>>>
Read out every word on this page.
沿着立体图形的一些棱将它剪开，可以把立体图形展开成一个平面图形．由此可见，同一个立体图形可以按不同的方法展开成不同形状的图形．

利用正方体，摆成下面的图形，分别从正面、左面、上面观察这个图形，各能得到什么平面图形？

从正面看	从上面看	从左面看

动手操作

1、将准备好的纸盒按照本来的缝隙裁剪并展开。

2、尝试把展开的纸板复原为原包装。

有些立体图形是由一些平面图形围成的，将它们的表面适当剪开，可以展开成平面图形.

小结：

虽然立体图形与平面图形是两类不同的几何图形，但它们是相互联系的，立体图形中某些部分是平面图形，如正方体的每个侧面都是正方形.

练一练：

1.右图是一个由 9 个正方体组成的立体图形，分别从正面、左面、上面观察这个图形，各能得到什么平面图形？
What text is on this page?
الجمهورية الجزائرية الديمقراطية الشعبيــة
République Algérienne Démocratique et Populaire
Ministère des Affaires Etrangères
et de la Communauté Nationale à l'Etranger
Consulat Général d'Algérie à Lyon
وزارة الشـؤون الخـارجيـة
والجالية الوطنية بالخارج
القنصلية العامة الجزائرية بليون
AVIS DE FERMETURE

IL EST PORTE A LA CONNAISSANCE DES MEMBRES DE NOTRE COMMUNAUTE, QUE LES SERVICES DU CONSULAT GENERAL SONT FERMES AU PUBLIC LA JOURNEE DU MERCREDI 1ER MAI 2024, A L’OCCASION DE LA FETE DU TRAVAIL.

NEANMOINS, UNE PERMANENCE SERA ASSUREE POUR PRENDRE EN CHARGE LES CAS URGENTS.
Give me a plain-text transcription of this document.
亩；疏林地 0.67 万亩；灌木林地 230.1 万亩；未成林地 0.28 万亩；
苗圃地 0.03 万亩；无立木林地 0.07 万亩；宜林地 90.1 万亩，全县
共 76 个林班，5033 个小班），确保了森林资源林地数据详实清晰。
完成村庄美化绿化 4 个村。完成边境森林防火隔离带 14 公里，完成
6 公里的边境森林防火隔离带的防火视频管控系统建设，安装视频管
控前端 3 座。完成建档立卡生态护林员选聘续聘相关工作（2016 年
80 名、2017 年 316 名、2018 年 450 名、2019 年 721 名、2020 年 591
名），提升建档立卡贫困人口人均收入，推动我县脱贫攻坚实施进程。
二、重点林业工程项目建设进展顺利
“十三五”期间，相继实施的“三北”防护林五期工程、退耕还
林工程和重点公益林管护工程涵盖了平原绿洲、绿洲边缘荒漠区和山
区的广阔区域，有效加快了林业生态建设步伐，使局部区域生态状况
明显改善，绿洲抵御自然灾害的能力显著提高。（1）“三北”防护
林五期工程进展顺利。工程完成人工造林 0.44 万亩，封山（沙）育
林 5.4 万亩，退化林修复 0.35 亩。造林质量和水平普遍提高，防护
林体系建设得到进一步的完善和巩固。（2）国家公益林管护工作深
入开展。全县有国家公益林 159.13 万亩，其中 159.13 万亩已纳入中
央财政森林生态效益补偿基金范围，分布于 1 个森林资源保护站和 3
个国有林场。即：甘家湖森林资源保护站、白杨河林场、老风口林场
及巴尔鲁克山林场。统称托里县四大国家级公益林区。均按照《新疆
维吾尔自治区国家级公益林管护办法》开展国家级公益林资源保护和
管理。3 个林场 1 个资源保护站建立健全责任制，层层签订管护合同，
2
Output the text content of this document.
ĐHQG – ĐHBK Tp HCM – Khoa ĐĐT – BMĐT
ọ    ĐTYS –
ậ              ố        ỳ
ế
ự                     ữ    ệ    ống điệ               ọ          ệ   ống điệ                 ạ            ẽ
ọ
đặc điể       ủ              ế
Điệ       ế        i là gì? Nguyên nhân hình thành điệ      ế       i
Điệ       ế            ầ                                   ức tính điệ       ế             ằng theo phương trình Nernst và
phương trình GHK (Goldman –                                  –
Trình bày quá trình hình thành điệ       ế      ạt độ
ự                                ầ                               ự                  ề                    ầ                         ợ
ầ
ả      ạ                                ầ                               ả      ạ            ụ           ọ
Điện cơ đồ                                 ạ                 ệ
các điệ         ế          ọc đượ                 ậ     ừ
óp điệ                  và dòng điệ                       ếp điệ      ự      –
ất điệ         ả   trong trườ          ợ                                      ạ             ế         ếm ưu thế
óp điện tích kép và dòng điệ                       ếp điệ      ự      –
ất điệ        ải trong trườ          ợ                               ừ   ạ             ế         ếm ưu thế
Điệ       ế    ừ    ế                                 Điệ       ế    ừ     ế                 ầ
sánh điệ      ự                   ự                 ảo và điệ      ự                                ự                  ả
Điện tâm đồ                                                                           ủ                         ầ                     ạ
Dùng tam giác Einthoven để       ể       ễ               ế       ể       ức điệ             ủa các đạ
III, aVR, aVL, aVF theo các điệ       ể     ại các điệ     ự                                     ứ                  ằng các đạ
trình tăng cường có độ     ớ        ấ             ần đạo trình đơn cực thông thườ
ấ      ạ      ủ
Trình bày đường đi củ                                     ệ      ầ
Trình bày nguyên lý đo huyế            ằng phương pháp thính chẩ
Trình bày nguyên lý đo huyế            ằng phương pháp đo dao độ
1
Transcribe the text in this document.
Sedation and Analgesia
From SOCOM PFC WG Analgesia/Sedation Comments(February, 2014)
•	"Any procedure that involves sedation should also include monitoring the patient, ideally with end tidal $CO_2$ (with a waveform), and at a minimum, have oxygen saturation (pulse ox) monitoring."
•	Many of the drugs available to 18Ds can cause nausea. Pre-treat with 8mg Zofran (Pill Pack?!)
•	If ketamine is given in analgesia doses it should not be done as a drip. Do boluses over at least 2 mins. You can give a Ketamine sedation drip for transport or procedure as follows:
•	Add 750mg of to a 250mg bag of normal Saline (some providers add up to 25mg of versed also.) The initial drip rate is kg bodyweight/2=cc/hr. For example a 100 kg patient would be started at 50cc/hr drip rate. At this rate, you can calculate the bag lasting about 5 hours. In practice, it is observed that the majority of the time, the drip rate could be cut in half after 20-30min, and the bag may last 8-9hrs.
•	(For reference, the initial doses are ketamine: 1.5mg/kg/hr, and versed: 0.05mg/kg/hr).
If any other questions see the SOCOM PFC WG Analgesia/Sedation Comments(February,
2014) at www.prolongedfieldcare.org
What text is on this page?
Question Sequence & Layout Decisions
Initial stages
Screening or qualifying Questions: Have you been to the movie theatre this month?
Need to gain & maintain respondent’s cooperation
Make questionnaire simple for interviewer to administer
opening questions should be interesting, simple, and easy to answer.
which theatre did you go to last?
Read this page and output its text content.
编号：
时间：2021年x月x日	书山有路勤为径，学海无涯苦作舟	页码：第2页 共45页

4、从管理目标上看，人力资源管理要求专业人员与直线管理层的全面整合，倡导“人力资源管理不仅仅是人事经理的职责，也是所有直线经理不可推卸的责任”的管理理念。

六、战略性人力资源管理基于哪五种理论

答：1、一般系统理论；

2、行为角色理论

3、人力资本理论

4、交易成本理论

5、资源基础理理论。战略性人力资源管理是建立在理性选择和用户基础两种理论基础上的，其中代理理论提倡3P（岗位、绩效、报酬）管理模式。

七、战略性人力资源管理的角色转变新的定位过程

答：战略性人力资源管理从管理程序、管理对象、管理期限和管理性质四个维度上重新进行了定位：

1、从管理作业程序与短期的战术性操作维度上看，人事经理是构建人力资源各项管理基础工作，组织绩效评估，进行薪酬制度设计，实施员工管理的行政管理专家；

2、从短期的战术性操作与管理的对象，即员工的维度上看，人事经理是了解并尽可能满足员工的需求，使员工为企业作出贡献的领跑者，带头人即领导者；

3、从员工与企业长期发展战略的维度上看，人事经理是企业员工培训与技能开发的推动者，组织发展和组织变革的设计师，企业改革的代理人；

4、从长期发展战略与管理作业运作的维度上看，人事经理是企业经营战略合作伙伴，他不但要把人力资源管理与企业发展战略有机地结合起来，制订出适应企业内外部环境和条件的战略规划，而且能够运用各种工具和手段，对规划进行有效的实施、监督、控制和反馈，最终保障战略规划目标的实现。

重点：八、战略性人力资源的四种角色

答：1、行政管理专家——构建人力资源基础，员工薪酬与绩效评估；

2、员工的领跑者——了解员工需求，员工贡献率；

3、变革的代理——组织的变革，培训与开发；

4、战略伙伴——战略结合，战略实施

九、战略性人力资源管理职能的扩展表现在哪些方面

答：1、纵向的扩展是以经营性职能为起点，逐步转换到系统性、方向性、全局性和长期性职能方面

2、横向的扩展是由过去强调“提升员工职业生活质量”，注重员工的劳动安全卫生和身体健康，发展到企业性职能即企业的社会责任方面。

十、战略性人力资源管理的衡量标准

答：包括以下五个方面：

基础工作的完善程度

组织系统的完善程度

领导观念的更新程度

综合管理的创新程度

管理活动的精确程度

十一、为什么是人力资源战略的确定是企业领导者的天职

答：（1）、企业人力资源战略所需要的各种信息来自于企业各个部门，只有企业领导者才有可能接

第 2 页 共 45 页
<<<
**Exercise directions**. What is the number of lines in the listing that contain the string "content"? Reply with that number alone.

**Answer to this exercise**. 2